#### SUPPLIED ENTRIES

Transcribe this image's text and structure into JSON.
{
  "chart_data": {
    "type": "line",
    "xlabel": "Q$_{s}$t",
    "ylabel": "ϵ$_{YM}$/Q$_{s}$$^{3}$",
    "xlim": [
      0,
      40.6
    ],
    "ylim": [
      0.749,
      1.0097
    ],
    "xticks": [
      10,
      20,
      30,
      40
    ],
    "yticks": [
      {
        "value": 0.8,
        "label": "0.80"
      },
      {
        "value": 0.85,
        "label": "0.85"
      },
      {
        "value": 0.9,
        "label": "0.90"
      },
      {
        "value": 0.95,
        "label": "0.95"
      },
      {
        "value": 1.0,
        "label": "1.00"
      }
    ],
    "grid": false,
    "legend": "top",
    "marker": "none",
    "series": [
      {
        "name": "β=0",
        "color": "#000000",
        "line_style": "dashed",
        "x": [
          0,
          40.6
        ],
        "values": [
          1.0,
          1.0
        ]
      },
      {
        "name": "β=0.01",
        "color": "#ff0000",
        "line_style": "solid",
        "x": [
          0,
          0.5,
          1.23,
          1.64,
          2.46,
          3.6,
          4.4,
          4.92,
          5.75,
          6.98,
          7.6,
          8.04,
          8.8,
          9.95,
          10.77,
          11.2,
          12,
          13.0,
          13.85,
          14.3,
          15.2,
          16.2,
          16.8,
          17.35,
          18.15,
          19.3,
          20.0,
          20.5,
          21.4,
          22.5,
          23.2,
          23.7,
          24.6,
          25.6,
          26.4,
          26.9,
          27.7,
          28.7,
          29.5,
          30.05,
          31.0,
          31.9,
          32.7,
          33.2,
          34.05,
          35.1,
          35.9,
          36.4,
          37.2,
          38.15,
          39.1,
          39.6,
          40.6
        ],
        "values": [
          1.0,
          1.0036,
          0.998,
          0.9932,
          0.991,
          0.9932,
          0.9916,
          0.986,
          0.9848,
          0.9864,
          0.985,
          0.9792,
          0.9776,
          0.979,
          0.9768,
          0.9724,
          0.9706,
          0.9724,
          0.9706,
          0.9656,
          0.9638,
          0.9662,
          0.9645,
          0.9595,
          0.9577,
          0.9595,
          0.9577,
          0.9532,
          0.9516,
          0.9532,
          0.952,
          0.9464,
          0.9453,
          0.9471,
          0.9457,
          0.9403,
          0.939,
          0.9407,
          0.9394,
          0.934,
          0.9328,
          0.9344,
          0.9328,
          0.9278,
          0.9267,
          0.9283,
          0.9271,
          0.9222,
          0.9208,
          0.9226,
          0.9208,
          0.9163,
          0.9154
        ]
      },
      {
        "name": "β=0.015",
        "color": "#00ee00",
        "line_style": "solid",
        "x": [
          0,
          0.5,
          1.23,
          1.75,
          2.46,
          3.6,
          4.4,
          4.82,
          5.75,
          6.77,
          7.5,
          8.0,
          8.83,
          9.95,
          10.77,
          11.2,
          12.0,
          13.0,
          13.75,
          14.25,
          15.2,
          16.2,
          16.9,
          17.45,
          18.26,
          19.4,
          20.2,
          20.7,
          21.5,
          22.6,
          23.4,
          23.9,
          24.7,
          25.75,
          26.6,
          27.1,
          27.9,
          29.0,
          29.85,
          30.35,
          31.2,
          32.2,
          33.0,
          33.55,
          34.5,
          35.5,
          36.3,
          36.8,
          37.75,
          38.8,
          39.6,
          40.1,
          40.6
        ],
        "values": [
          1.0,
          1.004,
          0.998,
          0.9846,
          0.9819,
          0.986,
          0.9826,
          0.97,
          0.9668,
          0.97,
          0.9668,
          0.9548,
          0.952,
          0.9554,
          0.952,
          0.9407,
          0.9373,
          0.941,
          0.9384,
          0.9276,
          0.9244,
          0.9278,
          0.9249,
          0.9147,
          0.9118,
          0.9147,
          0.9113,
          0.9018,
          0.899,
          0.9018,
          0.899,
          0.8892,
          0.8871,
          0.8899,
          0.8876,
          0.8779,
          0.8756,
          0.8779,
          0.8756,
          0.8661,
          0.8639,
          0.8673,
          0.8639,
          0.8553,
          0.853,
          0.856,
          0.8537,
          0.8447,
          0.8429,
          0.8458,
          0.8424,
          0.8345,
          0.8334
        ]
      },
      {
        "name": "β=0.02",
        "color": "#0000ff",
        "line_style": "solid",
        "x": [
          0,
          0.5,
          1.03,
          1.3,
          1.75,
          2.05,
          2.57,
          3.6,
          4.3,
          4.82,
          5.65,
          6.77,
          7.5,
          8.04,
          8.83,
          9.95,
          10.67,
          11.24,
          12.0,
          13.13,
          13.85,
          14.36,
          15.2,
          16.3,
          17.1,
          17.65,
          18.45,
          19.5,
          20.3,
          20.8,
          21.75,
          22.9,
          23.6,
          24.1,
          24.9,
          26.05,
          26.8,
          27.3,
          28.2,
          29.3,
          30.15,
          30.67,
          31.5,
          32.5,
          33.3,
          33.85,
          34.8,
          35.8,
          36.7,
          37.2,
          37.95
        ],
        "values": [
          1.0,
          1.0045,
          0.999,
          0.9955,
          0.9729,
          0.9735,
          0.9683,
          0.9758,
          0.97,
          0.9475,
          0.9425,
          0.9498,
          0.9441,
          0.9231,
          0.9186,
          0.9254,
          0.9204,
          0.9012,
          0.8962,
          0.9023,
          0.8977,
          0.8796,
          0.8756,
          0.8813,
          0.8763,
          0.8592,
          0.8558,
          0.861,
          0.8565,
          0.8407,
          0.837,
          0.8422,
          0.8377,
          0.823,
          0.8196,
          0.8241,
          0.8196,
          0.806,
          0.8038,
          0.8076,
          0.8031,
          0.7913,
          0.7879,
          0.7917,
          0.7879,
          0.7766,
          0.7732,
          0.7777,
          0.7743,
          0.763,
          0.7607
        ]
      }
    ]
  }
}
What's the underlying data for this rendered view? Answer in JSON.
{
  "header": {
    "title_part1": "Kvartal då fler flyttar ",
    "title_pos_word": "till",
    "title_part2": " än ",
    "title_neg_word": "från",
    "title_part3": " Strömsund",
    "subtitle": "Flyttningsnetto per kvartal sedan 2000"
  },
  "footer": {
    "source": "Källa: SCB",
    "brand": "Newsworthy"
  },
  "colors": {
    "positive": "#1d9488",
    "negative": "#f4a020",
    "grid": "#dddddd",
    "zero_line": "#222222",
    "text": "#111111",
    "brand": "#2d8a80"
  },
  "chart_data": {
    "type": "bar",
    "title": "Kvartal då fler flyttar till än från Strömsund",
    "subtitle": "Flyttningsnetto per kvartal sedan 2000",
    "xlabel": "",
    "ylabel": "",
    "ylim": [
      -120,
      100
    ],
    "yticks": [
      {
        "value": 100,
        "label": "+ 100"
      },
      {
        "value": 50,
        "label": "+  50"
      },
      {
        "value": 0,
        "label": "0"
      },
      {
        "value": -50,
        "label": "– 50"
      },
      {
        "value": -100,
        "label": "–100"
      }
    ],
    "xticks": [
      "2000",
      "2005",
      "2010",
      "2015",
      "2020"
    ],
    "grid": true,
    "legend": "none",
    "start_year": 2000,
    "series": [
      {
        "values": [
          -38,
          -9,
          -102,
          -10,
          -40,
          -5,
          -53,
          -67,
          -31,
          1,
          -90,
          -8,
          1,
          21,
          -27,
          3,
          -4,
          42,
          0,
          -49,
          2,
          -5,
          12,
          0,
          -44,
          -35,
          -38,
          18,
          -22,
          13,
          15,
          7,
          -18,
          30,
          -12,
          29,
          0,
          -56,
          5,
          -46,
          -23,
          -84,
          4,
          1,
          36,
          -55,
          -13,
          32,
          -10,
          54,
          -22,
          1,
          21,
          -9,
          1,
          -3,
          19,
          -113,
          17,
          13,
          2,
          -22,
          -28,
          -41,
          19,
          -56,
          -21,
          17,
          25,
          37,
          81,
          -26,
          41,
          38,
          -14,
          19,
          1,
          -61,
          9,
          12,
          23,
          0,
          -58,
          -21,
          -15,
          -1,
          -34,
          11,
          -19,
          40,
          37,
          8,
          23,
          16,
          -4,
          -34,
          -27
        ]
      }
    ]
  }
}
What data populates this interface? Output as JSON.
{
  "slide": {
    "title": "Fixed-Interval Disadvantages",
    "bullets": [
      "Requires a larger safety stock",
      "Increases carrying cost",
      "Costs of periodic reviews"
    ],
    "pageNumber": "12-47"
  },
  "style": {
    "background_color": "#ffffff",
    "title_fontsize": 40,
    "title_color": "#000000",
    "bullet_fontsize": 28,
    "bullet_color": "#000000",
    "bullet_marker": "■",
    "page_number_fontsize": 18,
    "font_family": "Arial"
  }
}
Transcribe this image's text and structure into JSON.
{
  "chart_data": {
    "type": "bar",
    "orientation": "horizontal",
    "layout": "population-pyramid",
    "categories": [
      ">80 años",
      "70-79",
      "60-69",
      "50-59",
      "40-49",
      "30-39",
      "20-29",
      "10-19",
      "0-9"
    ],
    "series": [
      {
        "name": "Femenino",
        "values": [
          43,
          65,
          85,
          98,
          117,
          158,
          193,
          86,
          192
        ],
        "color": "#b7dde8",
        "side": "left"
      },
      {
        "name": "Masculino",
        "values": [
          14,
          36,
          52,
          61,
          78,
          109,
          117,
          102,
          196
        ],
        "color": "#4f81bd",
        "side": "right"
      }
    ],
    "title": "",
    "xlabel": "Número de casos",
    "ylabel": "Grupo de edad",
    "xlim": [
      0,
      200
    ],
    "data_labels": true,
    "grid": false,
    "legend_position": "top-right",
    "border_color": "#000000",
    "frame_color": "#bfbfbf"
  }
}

########

◆ **GOAL**:
Show the lines of the records that contain the word "What".

◆ **WRITTEN SOLUTION**:
What's the underlying data for this rendered view? Answer in JSON.
What data populates this interface? Output as JSON.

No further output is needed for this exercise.